TASK REQUIREMENTS: Narrow the data below down to the lines containing "with".

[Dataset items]
— Start —

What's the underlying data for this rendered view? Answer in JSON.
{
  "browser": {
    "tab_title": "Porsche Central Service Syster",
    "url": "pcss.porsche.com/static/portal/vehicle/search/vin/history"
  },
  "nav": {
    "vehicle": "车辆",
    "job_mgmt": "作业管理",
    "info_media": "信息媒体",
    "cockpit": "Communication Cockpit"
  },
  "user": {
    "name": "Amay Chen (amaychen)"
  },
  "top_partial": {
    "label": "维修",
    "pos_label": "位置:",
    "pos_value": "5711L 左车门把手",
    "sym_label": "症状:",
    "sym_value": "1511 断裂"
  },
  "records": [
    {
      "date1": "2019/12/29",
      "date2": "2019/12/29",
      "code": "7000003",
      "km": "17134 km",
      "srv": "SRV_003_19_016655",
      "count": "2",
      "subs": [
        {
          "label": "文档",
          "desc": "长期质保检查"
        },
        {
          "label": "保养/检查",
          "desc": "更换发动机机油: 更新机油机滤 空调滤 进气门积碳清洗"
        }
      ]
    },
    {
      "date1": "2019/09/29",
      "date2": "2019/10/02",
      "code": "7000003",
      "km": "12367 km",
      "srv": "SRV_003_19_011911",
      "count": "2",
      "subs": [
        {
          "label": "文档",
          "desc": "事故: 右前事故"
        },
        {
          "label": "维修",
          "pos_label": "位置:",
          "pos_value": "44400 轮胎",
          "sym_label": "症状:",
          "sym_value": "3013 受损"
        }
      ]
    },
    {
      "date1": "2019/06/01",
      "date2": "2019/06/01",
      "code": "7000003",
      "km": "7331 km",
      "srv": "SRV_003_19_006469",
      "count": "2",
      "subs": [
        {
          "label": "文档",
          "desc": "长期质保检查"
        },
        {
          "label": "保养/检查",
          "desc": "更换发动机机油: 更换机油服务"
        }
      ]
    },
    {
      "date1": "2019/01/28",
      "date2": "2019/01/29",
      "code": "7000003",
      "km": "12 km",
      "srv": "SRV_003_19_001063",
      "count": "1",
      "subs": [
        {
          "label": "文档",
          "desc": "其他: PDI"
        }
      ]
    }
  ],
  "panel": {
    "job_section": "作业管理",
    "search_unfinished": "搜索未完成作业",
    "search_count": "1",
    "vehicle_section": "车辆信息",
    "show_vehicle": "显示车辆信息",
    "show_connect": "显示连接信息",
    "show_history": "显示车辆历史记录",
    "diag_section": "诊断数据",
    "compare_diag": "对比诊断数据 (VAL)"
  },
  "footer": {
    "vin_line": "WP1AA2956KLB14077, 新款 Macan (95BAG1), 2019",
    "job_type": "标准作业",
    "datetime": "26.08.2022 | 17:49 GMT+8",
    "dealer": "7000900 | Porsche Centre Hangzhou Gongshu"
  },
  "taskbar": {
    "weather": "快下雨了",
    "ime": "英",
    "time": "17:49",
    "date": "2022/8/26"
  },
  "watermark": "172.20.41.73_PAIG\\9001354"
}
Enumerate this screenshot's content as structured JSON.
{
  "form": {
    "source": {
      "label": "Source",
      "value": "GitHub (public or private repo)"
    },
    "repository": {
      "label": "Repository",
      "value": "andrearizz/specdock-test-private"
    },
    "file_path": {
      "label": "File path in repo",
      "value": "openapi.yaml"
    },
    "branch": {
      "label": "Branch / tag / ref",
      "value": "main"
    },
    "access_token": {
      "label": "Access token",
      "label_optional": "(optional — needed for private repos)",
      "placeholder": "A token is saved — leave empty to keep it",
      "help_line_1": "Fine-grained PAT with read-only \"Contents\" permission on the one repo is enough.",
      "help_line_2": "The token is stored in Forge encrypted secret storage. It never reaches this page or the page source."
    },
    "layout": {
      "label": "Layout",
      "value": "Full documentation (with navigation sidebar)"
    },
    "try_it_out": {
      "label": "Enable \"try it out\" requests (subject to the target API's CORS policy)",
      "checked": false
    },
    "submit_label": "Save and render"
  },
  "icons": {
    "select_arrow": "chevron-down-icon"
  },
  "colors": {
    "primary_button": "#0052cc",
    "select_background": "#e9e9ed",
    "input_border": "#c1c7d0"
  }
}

— End —

ANSWER TO THE TASK:
      "help_line_1": "Fine-grained PAT with read-only \"Contents\" permission on the one repo is enough.",
      "value": "Full documentation (with navigation sidebar)"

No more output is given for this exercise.